_Problem details:_ Work out the number of lines containing "Science". Answer with nothing but that number.

— BEGIN Data lines —

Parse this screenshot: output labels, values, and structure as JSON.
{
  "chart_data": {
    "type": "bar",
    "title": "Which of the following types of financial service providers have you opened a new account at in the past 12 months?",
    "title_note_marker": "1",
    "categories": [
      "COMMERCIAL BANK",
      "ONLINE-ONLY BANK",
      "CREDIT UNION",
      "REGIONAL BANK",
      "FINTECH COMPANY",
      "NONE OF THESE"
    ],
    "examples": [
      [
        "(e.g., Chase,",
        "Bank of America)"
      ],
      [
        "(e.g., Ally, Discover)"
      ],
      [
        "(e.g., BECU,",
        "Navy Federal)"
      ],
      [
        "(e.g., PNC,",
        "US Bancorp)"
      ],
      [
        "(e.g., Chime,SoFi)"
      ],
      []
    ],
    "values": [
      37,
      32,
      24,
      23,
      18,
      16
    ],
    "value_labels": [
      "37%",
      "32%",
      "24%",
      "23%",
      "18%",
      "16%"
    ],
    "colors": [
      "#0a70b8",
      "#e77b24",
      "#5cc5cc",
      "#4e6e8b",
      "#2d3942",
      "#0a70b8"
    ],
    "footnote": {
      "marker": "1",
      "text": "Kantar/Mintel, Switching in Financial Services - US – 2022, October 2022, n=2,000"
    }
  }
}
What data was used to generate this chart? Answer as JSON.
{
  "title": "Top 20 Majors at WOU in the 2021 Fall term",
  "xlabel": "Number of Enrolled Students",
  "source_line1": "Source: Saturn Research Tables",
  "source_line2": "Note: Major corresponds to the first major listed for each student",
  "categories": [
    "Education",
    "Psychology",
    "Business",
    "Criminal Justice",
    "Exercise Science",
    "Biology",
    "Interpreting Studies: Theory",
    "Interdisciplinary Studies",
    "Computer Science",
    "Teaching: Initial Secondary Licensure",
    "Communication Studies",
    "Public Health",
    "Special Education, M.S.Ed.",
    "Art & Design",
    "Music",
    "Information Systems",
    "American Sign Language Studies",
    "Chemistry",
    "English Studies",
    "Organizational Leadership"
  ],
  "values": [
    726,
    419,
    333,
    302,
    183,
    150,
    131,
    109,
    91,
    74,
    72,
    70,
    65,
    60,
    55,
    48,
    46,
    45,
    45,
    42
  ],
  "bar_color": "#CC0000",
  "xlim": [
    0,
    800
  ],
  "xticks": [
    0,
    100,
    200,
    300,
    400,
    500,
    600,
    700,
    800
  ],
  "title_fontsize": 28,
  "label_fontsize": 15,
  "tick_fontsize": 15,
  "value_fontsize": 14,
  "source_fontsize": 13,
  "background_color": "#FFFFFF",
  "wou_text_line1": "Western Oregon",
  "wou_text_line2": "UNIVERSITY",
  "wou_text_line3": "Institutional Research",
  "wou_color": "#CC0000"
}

— END Data lines —

_Exercise solution:_ 2